*Information shown:*

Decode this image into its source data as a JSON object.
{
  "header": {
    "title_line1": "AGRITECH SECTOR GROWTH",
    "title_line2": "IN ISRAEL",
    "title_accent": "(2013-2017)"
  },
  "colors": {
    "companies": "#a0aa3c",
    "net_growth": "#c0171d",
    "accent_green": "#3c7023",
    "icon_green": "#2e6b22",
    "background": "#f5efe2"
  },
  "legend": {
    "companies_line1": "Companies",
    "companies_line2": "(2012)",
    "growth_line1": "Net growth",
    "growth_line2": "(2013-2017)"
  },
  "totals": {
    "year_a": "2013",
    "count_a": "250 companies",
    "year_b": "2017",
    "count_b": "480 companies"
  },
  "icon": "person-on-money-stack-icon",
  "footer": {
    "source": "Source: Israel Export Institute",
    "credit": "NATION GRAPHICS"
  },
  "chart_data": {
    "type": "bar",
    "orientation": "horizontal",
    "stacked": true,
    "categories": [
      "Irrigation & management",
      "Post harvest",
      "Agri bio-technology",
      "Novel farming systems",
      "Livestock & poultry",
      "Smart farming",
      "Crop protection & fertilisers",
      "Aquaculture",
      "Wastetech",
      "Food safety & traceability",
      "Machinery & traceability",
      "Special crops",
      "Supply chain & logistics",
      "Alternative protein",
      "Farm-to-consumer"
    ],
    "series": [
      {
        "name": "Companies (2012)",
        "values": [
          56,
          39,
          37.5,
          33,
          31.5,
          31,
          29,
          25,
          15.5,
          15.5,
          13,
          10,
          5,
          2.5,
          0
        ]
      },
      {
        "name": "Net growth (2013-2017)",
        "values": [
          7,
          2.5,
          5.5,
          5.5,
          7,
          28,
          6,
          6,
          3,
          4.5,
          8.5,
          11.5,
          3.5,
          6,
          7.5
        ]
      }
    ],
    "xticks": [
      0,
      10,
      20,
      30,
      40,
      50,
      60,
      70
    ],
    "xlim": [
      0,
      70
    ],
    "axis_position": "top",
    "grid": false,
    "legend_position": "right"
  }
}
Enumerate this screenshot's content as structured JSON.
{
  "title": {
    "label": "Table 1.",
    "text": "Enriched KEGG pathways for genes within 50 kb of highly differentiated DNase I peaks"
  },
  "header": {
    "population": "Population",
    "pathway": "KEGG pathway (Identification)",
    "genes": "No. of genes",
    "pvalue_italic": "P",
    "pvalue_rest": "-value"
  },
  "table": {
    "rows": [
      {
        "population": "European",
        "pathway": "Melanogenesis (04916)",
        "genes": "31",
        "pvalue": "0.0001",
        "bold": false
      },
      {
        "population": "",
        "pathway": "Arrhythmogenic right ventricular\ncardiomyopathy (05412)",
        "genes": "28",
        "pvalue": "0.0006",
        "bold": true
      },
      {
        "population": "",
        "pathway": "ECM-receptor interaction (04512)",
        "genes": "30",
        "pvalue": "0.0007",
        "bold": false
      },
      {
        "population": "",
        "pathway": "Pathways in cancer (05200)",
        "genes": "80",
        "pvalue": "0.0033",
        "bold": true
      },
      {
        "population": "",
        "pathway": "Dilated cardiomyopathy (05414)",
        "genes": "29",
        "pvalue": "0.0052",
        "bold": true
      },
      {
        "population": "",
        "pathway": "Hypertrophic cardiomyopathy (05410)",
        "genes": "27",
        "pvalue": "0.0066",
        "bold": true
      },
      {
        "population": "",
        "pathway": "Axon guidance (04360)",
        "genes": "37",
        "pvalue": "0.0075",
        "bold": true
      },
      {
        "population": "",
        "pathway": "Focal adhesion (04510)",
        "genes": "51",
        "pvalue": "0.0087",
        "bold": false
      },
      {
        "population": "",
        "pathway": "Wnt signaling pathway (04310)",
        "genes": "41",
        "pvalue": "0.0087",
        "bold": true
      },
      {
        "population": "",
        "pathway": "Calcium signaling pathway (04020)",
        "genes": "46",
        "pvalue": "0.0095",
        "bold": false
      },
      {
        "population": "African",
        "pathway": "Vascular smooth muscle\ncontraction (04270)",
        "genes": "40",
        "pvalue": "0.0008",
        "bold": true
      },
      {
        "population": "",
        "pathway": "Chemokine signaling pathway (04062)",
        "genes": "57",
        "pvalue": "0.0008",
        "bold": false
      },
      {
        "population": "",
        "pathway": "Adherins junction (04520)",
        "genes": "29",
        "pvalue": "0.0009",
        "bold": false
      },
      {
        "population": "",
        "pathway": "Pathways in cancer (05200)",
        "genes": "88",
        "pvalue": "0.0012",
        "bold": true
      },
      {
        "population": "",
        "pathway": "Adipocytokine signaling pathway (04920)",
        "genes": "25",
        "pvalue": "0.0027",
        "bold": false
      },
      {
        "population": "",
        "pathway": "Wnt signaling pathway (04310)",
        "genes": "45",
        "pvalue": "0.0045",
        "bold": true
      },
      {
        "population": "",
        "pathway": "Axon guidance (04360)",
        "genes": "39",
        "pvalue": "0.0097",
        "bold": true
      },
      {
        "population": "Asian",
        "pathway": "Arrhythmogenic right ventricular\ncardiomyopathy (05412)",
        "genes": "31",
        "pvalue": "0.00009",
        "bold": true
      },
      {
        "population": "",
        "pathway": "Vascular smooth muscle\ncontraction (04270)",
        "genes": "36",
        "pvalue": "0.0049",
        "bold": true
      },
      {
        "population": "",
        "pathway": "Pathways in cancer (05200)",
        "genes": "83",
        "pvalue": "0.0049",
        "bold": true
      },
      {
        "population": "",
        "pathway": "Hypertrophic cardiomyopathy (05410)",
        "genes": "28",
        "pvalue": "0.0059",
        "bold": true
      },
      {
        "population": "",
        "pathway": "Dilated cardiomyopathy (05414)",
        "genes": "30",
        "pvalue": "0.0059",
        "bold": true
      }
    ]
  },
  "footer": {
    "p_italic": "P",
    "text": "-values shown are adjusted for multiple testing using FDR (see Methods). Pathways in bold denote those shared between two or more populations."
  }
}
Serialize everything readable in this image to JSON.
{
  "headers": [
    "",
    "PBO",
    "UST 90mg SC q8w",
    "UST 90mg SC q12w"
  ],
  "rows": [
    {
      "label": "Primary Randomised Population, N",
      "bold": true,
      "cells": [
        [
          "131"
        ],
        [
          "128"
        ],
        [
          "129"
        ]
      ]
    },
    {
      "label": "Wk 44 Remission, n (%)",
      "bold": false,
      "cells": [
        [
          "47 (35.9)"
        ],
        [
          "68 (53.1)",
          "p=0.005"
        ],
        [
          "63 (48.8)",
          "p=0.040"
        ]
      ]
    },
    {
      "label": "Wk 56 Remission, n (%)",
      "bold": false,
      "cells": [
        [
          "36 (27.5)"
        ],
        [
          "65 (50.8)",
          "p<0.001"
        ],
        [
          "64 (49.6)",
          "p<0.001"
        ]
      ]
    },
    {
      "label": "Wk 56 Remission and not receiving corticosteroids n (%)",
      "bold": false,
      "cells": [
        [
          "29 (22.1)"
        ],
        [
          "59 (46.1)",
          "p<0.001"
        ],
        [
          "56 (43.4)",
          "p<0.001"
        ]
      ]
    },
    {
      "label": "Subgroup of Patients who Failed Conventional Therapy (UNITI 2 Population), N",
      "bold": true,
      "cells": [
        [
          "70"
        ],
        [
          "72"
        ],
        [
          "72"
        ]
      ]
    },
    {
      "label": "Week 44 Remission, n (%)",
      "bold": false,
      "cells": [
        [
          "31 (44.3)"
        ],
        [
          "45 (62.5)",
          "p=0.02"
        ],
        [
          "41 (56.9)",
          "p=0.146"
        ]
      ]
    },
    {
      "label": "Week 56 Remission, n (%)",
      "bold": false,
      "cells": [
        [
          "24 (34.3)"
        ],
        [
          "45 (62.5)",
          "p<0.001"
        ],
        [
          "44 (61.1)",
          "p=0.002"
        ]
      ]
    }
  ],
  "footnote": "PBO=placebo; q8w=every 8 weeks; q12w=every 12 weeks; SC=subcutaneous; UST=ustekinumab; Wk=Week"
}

*Task to complete:* The string "label" shows up in some lines of the listing. Copy each such line.

*Written response:*
    "label": "Table 1.",
      "label": "Primary Randomised Population, N",
      "label": "Wk 44 Remission, n (%)",
      "label": "Wk 56 Remission, n (%)",
      "label": "Wk 56 Remission and not receiving corticosteroids n (%)",
      "label": "Subgroup of Patients who Failed Conventional Therapy (UNITI 2 Population), N",
      "label": "Week 44 Remission, n (%)",
      "label": "Week 56 Remission, n (%)",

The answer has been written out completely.